Exercise task:
Reproduce each of the lines word for word.

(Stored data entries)
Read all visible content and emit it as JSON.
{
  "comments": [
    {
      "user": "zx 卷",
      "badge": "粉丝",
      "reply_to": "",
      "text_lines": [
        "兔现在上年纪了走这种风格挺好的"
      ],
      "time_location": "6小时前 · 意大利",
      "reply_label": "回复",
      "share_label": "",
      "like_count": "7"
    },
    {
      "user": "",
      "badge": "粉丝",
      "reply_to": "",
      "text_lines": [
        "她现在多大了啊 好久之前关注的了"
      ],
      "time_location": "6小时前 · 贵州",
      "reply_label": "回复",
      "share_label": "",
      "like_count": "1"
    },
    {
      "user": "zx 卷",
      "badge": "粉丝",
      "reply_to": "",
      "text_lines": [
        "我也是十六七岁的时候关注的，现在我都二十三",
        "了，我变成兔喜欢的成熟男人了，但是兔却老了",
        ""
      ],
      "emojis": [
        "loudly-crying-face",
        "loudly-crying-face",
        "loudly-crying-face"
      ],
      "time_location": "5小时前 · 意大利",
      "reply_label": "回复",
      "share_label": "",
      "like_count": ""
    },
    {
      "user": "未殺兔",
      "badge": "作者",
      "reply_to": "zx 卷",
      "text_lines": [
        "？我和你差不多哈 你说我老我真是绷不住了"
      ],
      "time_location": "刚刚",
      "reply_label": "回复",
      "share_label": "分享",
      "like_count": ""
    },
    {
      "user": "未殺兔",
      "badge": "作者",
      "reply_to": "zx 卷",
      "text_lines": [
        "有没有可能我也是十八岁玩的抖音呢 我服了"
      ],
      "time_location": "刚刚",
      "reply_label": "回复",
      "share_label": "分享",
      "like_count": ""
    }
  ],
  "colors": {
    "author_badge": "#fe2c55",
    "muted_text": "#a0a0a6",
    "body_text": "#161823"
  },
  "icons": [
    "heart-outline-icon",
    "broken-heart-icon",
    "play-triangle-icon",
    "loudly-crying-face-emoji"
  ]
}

Task response:
Read all visible content and emit it as JSON.
{
  "comments": [
    {
      "user": "zx 卷",
      "badge": "粉丝",
      "reply_to": "",
      "text_lines": [
        "兔现在上年纪了走这种风格挺好的"
      ],
      "time_location": "6小时前 · 意大利",
      "reply_label": "回复",
      "share_label": "",
      "like_count": "7"
    },
    {
      "user": "",
      "badge": "粉丝",
      "reply_to": "",
      "text_lines": [
        "她现在多大了啊 好久之前关注的了"
      ],
      "time_location": "6小时前 · 贵州",
      "reply_label": "回复",
      "share_label": "",
      "like_count": "1"
    },
    {
      "user": "zx 卷",
      "badge": "粉丝",
      "reply_to": "",
      "text_lines": [
        "我也是十六七岁的时候关注的，现在我都二十三",
        "了，我变成兔喜欢的成熟男人了，但是兔却老了",
        ""
      ],
      "emojis": [
        "loudly-crying-face",
        "loudly-crying-face",
        "loudly-crying-face"
      ],
      "time_location": "5小时前 · 意大利",
      "reply_label": "回复",
      "share_label": "",
      "like_count": ""
    },
    {
      "user": "未殺兔",
      "badge": "作者",
      "reply_to": "zx 卷",
      "text_lines": [
        "？我和你差不多哈 你说我老我真是绷不住了"
      ],
      "time_location": "刚刚",
      "reply_label": "回复",
      "share_label": "分享",
      "like_count": ""
    },
    {
      "user": "未殺兔",
      "badge": "作者",
      "reply_to": "zx 卷",
      "text_lines": [
        "有没有可能我也是十八岁玩的抖音呢 我服了"
      ],
      "time_location": "刚刚",
      "reply_label": "回复",
      "share_label": "分享",
      "like_count": ""
    }
  ],
  "colors": {
    "author_badge": "#fe2c55",
    "muted_text": "#a0a0a6",
    "body_text": "#161823"
  },
  "icons": [
    "heart-outline-icon",
    "broken-heart-icon",
    "play-triangle-icon",
    "loudly-crying-face-emoji"
  ]
}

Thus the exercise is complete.